PROVIDED RECORDS

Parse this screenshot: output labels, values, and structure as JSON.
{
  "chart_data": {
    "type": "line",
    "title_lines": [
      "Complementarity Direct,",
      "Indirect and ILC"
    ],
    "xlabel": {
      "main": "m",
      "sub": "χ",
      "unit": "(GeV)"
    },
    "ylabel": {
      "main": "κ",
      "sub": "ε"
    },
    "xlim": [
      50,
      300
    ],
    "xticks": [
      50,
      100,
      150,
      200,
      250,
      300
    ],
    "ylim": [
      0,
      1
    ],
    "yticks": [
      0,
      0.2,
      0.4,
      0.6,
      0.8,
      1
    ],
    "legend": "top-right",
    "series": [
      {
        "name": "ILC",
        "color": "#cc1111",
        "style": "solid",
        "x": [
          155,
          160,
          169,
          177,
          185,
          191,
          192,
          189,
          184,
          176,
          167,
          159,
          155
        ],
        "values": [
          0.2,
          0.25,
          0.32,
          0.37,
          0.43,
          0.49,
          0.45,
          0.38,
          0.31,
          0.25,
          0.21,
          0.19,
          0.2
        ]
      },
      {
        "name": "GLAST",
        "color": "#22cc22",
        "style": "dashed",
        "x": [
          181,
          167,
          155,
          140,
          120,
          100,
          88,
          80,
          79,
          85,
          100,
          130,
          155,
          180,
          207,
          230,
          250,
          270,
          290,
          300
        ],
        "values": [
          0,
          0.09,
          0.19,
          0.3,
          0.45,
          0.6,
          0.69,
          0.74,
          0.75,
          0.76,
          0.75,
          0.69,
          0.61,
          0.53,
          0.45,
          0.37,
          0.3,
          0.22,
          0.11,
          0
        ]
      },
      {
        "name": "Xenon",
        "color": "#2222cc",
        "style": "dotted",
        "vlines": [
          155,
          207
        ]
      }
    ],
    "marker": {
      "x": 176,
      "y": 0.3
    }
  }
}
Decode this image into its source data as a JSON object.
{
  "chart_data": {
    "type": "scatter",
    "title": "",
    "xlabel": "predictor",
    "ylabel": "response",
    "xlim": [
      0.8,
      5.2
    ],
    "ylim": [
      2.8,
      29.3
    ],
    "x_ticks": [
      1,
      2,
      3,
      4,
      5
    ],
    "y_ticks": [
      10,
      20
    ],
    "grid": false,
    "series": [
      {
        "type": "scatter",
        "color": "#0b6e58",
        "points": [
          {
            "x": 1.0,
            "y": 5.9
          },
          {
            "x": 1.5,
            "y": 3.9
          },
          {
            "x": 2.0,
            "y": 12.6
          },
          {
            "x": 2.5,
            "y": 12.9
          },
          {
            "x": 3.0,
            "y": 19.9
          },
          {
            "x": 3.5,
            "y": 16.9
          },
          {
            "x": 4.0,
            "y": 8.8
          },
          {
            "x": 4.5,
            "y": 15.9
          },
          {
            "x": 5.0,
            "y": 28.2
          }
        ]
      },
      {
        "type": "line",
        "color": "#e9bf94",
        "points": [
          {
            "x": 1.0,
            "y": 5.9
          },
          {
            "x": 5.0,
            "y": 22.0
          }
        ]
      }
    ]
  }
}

WHAT TO DO
From the data above, extract every line in its exact form.

OUTPUT OF THE TASK
Parse this screenshot: output labels, values, and structure as JSON.
{
  "chart_data": {
    "type": "line",
    "title_lines": [
      "Complementarity Direct,",
      "Indirect and ILC"
    ],
    "xlabel": {
      "main": "m",
      "sub": "χ",
      "unit": "(GeV)"
    },
    "ylabel": {
      "main": "κ",
      "sub": "ε"
    },
    "xlim": [
      50,
      300
    ],
    "xticks": [
      50,
      100,
      150,
      200,
      250,
      300
    ],
    "ylim": [
      0,
      1
    ],
    "yticks": [
      0,
      0.2,
      0.4,
      0.6,
      0.8,
      1
    ],
    "legend": "top-right",
    "series": [
      {
        "name": "ILC",
        "color": "#cc1111",
        "style": "solid",
        "x": [
          155,
          160,
          169,
          177,
          185,
          191,
          192,
          189,
          184,
          176,
          167,
          159,
          155
        ],
        "values": [
          0.2,
          0.25,
          0.32,
          0.37,
          0.43,
          0.49,
          0.45,
          0.38,
          0.31,
          0.25,
          0.21,
          0.19,
          0.2
        ]
      },
      {
        "name": "GLAST",
        "color": "#22cc22",
        "style": "dashed",
        "x": [
          181,
          167,
          155,
          140,
          120,
          100,
          88,
          80,
          79,
          85,
          100,
          130,
          155,
          180,
          207,
          230,
          250,
          270,
          290,
          300
        ],
        "values": [
          0,
          0.09,
          0.19,
          0.3,
          0.45,
          0.6,
          0.69,
          0.74,
          0.75,
          0.76,
          0.75,
          0.69,
          0.61,
          0.53,
          0.45,
          0.37,
          0.3,
          0.22,
          0.11,
          0
        ]
      },
      {
        "name": "Xenon",
        "color": "#2222cc",
        "style": "dotted",
        "vlines": [
          155,
          207
        ]
      }
    ],
    "marker": {
      "x": 176,
      "y": 0.3
    }
  }
}
Decode this image into its source data as a JSON object.
{
  "chart_data": {
    "type": "scatter",
    "title": "",
    "xlabel": "predictor",
    "ylabel": "response",
    "xlim": [
      0.8,
      5.2
    ],
    "ylim": [
      2.8,
      29.3
    ],
    "x_ticks": [
      1,
      2,
      3,
      4,
      5
    ],
    "y_ticks": [
      10,
      20
    ],
    "grid": false,
    "series": [
      {
        "type": "scatter",
        "color": "#0b6e58",
        "points": [
          {
            "x": 1.0,
            "y": 5.9
          },
          {
            "x": 1.5,
            "y": 3.9
          },
          {
            "x": 2.0,
            "y": 12.6
          },
          {
            "x": 2.5,
            "y": 12.9
          },
          {
            "x": 3.0,
            "y": 19.9
          },
          {
            "x": 3.5,
            "y": 16.9
          },
          {
            "x": 4.0,
            "y": 8.8
          },
          {
            "x": 4.5,
            "y": 15.9
          },
          {
            "x": 5.0,
            "y": 28.2
          }
        ]
      },
      {
        "type": "line",
        "color": "#e9bf94",
        "points": [
          {
            "x": 1.0,
            "y": 5.9
          },
          {
            "x": 5.0,
            "y": 22.0
          }
        ]
      }
    ]
  }
}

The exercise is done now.